* Begin *

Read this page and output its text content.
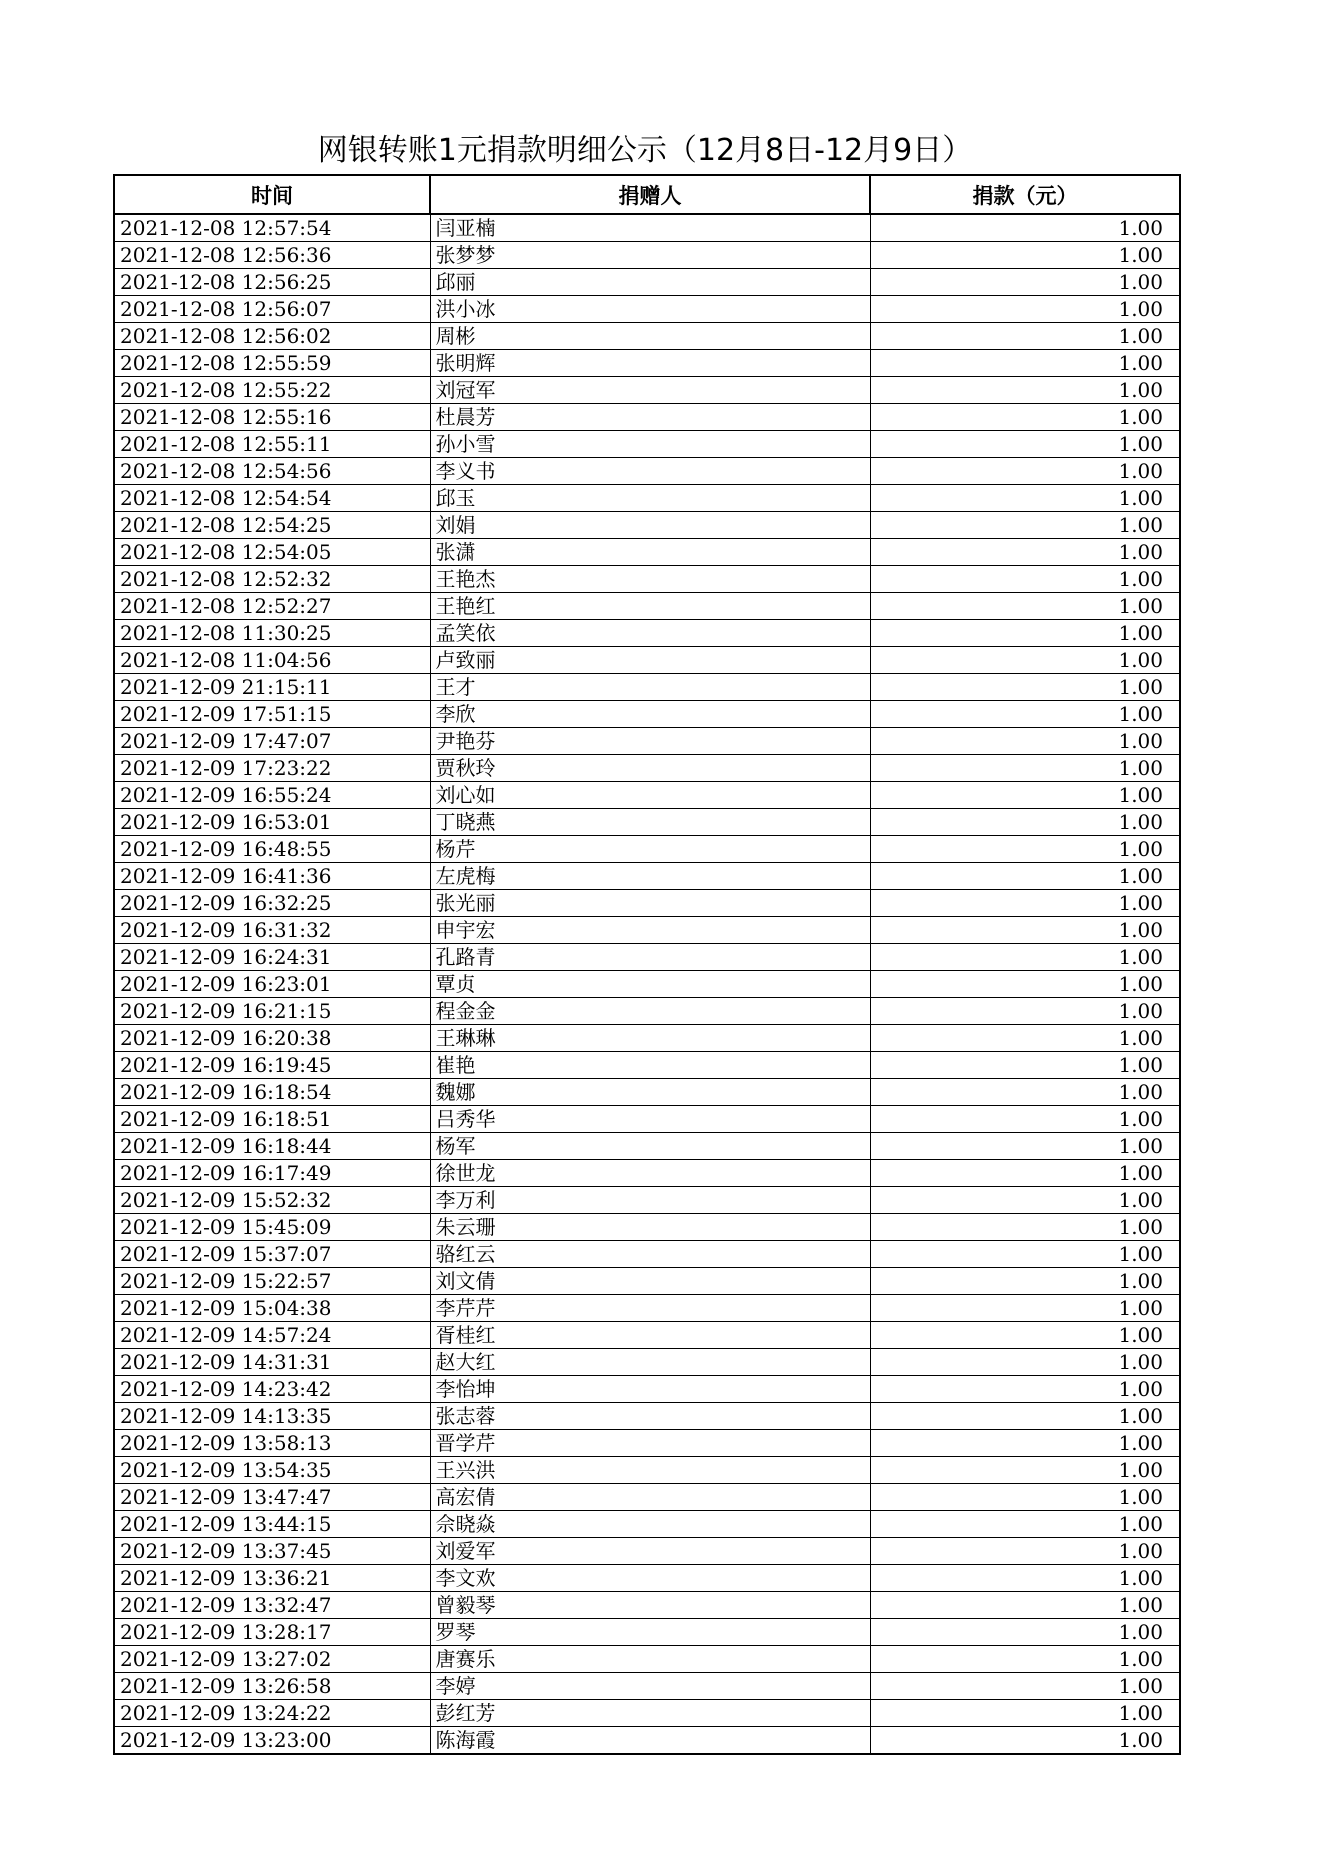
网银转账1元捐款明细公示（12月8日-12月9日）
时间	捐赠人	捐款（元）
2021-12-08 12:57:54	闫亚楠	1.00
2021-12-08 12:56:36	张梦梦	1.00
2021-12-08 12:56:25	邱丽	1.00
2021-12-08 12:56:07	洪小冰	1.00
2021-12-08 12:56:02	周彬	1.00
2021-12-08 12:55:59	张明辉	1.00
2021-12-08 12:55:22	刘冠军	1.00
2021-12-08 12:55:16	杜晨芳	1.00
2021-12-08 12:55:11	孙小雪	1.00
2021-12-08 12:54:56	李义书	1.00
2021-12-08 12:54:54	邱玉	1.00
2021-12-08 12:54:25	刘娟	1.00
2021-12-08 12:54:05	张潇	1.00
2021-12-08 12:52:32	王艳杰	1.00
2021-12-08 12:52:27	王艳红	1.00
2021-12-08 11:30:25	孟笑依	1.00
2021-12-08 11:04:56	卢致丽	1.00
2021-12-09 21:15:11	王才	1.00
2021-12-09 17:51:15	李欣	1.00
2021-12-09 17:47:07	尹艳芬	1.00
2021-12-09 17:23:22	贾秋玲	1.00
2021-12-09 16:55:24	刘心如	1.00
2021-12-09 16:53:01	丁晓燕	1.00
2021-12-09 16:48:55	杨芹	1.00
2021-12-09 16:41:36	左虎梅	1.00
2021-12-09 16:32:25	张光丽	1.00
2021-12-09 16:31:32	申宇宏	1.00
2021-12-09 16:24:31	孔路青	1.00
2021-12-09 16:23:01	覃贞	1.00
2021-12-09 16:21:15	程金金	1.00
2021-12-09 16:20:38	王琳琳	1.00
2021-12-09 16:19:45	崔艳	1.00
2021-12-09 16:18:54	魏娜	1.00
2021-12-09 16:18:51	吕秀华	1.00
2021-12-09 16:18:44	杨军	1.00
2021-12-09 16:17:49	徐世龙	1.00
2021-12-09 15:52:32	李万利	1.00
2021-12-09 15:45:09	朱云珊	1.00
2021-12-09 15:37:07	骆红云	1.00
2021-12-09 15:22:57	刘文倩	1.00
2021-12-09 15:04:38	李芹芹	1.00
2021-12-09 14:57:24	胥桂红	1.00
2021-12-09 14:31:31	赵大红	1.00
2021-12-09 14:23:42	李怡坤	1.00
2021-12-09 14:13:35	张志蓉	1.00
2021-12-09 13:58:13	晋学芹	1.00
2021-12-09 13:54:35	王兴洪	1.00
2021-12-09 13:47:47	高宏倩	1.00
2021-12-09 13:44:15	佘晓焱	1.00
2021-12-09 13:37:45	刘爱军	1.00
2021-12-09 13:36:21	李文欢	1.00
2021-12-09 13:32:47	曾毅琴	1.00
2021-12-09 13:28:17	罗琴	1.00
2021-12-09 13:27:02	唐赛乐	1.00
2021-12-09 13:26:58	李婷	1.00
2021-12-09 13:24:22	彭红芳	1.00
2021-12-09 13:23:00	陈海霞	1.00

* End *

# [Instruction]
Repeat each line of the records above exactly, but do not copy the pictures.

# [Output for this task]
Read this page and output its text content.
网银转账1元捐款明细公示（12月8日-12月9日）
时间	捐赠人	捐款（元）
2021-12-08 12:57:54	闫亚楠	1.00
2021-12-08 12:56:36	张梦梦	1.00
2021-12-08 12:56:25	邱丽	1.00
2021-12-08 12:56:07	洪小冰	1.00
2021-12-08 12:56:02	周彬	1.00
2021-12-08 12:55:59	张明辉	1.00
2021-12-08 12:55:22	刘冠军	1.00
2021-12-08 12:55:16	杜晨芳	1.00
2021-12-08 12:55:11	孙小雪	1.00
2021-12-08 12:54:56	李义书	1.00
2021-12-08 12:54:54	邱玉	1.00
2021-12-08 12:54:25	刘娟	1.00
2021-12-08 12:54:05	张潇	1.00
2021-12-08 12:52:32	王艳杰	1.00
2021-12-08 12:52:27	王艳红	1.00
2021-12-08 11:30:25	孟笑依	1.00
2021-12-08 11:04:56	卢致丽	1.00
2021-12-09 21:15:11	王才	1.00
2021-12-09 17:51:15	李欣	1.00
2021-12-09 17:47:07	尹艳芬	1.00
2021-12-09 17:23:22	贾秋玲	1.00
2021-12-09 16:55:24	刘心如	1.00
2021-12-09 16:53:01	丁晓燕	1.00
2021-12-09 16:48:55	杨芹	1.00
2021-12-09 16:41:36	左虎梅	1.00
2021-12-09 16:32:25	张光丽	1.00
2021-12-09 16:31:32	申宇宏	1.00
2021-12-09 16:24:31	孔路青	1.00
2021-12-09 16:23:01	覃贞	1.00
2021-12-09 16:21:15	程金金	1.00
2021-12-09 16:20:38	王琳琳	1.00
2021-12-09 16:19:45	崔艳	1.00
2021-12-09 16:18:54	魏娜	1.00
2021-12-09 16:18:51	吕秀华	1.00
2021-12-09 16:18:44	杨军	1.00
2021-12-09 16:17:49	徐世龙	1.00
2021-12-09 15:52:32	李万利	1.00
2021-12-09 15:45:09	朱云珊	1.00
2021-12-09 15:37:07	骆红云	1.00
2021-12-09 15:22:57	刘文倩	1.00
2021-12-09 15:04:38	李芹芹	1.00
2021-12-09 14:57:24	胥桂红	1.00
2021-12-09 14:31:31	赵大红	1.00
2021-12-09 14:23:42	李怡坤	1.00
2021-12-09 14:13:35	张志蓉	1.00
2021-12-09 13:58:13	晋学芹	1.00
2021-12-09 13:54:35	王兴洪	1.00
2021-12-09 13:47:47	高宏倩	1.00
2021-12-09 13:44:15	佘晓焱	1.00
2021-12-09 13:37:45	刘爱军	1.00
2021-12-09 13:36:21	李文欢	1.00
2021-12-09 13:32:47	曾毅琴	1.00
2021-12-09 13:28:17	罗琴	1.00
2021-12-09 13:27:02	唐赛乐	1.00
2021-12-09 13:26:58	李婷	1.00
2021-12-09 13:24:22	彭红芳	1.00
2021-12-09 13:23:00	陈海霞	1.00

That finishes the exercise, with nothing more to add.